[Excerpt from a dataset]
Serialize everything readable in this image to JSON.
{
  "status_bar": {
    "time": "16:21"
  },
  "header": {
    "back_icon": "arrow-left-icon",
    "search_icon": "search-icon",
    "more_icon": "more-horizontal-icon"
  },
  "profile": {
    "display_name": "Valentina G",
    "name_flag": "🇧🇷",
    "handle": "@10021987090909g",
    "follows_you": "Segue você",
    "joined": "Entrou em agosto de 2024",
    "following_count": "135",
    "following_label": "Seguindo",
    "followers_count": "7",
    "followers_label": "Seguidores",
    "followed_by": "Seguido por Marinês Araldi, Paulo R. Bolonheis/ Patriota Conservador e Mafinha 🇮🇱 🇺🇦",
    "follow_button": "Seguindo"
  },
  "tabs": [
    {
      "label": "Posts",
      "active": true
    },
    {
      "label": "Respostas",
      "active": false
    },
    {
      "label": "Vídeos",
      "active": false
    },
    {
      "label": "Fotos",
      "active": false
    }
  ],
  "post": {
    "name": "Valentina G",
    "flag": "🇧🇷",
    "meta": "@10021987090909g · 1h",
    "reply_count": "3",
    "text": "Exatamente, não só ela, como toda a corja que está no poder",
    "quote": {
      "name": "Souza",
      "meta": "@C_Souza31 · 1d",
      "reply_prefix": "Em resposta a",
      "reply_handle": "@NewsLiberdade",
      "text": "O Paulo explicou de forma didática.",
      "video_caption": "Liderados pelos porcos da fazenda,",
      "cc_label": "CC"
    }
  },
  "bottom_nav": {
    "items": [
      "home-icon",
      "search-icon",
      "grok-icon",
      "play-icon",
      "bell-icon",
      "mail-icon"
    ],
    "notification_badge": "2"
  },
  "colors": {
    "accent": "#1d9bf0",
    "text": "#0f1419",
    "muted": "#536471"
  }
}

→ Directions for this task
Extract all lines from the data in which "text" is found.

→ Answer to the exercise
    "text": "Exatamente, não só ela, como toda a corja que está no poder",
      "text": "O Paulo explicou de forma didática.",
    "text": "#0f1419",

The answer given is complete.